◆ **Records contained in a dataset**

/---

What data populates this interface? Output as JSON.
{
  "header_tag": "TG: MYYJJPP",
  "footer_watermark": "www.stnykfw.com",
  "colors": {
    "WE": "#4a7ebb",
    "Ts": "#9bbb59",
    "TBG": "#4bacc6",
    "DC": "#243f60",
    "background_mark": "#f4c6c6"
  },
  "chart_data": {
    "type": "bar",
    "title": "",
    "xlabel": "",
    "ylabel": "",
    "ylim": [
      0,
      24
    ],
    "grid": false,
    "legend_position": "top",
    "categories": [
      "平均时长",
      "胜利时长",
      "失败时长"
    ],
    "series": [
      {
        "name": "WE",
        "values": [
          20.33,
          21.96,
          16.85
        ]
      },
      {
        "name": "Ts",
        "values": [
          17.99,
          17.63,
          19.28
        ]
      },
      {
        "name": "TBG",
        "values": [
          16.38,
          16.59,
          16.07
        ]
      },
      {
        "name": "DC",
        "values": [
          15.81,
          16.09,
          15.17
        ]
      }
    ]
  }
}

\---
/---

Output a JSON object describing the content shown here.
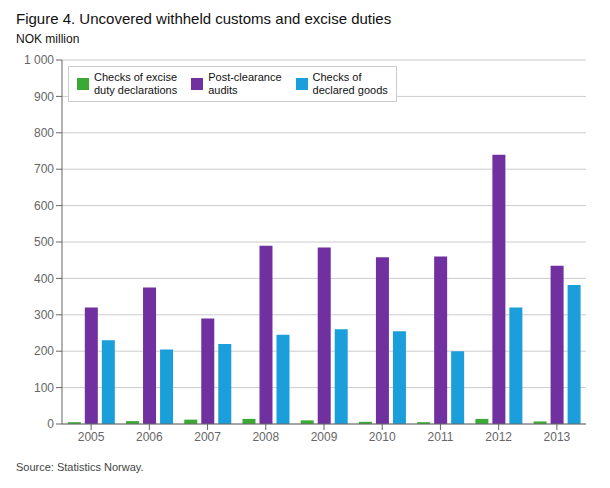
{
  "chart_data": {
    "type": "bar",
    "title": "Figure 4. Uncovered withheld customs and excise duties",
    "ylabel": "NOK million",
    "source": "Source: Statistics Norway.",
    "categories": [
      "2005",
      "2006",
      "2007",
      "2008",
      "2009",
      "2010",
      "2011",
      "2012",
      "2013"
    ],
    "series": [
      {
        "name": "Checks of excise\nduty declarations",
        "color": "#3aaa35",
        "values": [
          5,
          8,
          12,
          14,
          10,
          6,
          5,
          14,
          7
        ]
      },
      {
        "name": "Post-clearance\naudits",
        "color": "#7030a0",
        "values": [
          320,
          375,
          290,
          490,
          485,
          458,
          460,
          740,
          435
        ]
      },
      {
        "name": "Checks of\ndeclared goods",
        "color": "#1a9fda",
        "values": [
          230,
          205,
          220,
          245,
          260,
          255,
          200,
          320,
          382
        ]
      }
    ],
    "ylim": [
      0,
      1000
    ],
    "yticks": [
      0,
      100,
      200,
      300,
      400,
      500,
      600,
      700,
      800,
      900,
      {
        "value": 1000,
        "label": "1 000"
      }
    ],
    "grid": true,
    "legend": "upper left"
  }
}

\---
/---

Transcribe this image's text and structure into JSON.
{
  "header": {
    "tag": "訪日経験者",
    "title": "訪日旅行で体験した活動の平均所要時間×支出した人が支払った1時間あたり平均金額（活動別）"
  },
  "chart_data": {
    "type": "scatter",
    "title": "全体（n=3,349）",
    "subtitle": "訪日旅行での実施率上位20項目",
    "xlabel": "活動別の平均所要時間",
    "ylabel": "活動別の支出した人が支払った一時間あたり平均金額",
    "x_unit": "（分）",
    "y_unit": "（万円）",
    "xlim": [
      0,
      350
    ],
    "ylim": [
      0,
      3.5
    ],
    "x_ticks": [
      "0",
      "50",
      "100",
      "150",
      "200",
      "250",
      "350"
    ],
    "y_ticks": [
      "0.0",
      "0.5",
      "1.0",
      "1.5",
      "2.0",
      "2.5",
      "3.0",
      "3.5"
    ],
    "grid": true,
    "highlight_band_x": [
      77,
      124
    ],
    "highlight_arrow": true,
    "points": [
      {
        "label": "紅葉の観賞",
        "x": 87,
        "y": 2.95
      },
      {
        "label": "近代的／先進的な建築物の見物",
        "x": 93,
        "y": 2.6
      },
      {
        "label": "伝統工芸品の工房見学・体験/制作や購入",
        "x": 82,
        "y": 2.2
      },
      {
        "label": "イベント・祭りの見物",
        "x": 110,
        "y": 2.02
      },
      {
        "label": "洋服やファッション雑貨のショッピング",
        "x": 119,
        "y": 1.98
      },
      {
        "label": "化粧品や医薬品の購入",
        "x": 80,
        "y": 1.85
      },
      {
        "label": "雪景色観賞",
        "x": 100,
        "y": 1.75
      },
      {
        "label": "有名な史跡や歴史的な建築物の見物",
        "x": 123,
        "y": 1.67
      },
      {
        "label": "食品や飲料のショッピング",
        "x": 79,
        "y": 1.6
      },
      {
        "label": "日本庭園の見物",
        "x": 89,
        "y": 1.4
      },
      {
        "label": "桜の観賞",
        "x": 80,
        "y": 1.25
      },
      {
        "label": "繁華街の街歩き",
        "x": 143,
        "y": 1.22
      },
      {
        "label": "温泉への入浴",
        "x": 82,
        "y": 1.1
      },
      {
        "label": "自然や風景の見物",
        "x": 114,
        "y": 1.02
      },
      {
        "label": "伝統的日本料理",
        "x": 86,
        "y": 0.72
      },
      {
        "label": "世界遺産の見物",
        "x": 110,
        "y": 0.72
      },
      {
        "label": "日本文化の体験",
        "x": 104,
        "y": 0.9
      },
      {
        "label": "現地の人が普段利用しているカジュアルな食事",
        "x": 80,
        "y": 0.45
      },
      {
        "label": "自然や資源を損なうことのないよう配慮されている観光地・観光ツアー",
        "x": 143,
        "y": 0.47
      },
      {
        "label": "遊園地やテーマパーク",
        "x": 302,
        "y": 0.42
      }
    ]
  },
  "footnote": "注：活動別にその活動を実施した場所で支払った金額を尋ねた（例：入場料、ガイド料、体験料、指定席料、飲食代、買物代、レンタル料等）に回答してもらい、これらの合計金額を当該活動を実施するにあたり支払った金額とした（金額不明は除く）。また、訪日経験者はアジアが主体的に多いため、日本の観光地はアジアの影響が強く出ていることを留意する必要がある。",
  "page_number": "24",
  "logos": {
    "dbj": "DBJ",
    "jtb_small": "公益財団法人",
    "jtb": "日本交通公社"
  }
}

\---

◆ **Exercise aim**
Pull every line containing "JSON" out of the data above.

◆ **Solution for this exercise**
What data populates this interface? Output as JSON.
Output a JSON object describing the content shown here.
Transcribe this image's text and structure into JSON.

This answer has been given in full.